- **TASK INSTRUCTIONS**: Count how many lines hold the word "icon" and give that number as the whole answer.

- **GIVEN RECORDS**:
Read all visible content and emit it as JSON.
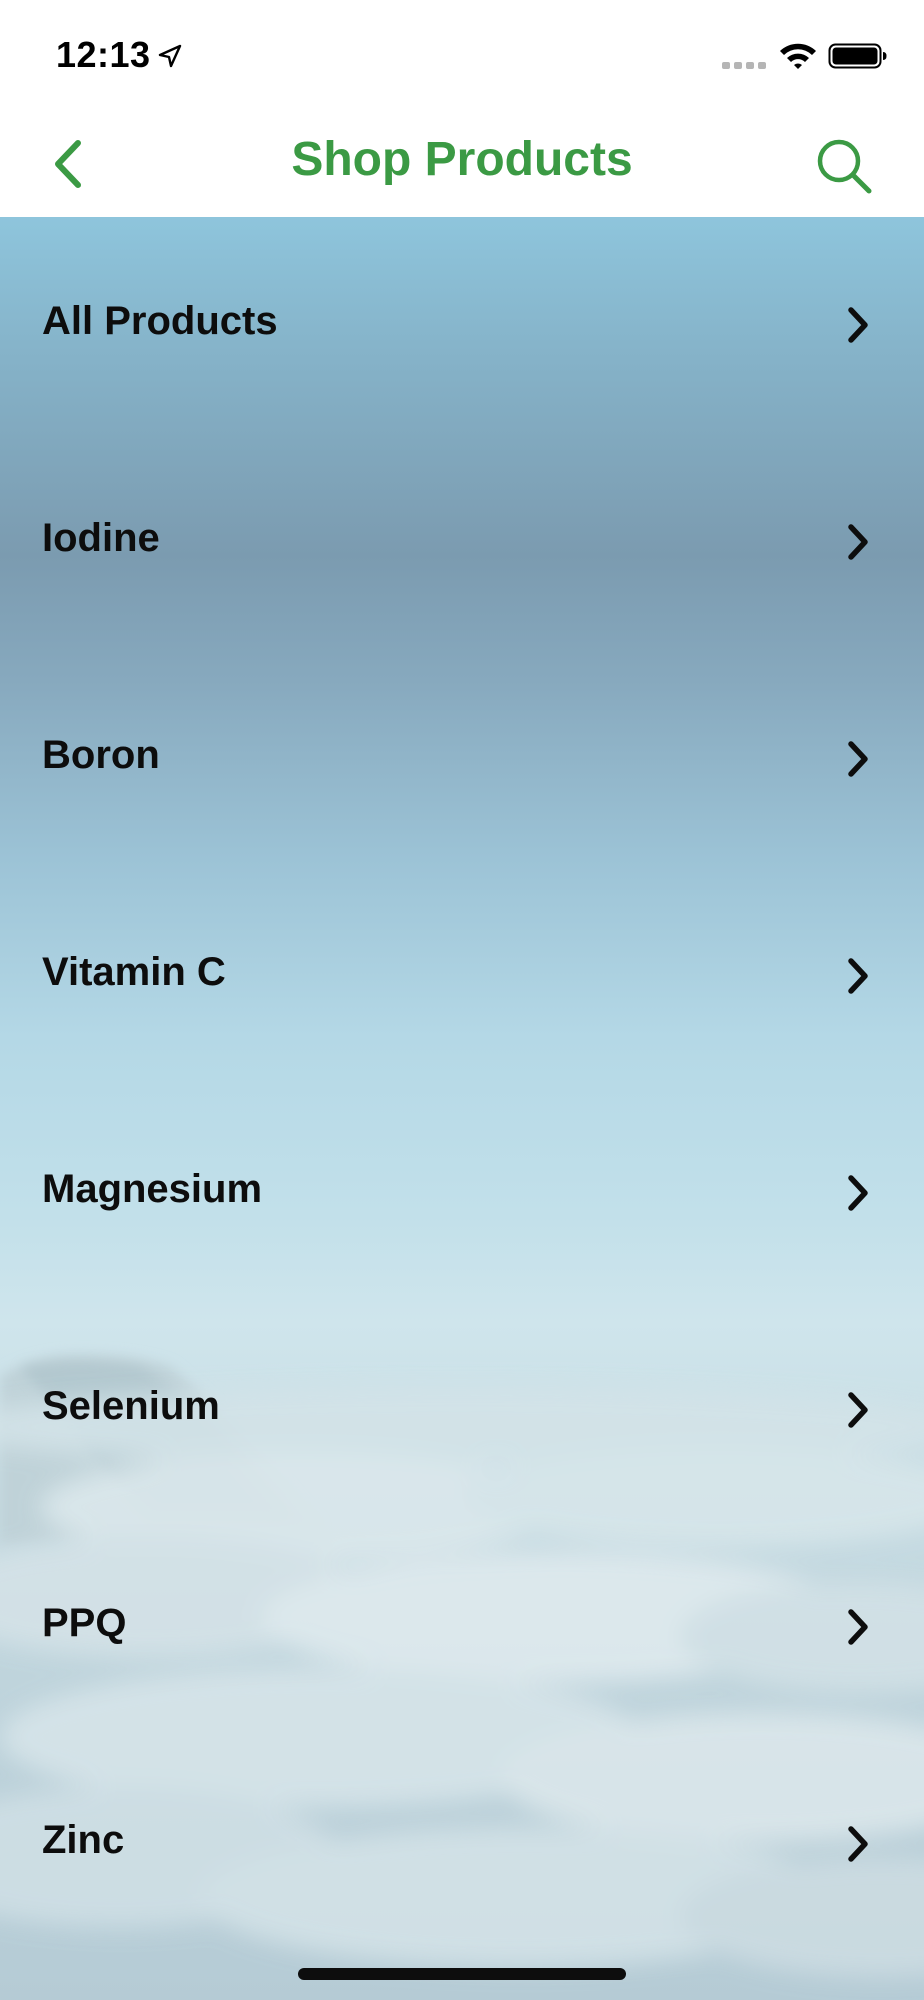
{
  "status_bar": {
    "time": "12:13",
    "location_icon": "location-arrow-icon",
    "signal_icon": "cellular-signal-icon",
    "wifi_icon": "wifi-icon",
    "battery_icon": "battery-icon"
  },
  "nav_bar": {
    "title": "Shop Products",
    "back_icon": "chevron-left-icon",
    "search_icon": "search-icon"
  },
  "colors": {
    "accent": "#3b9a44",
    "text": "#0d0d0d"
  },
  "products": [
    {
      "label": "All Products"
    },
    {
      "label": "Iodine"
    },
    {
      "label": "Boron"
    },
    {
      "label": "Vitamin C"
    },
    {
      "label": "Magnesium"
    },
    {
      "label": "Selenium"
    },
    {
      "label": "PPQ"
    },
    {
      "label": "Zinc"
    }
  ]
}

- **SOLUTION TO THE EXERCISE**: 6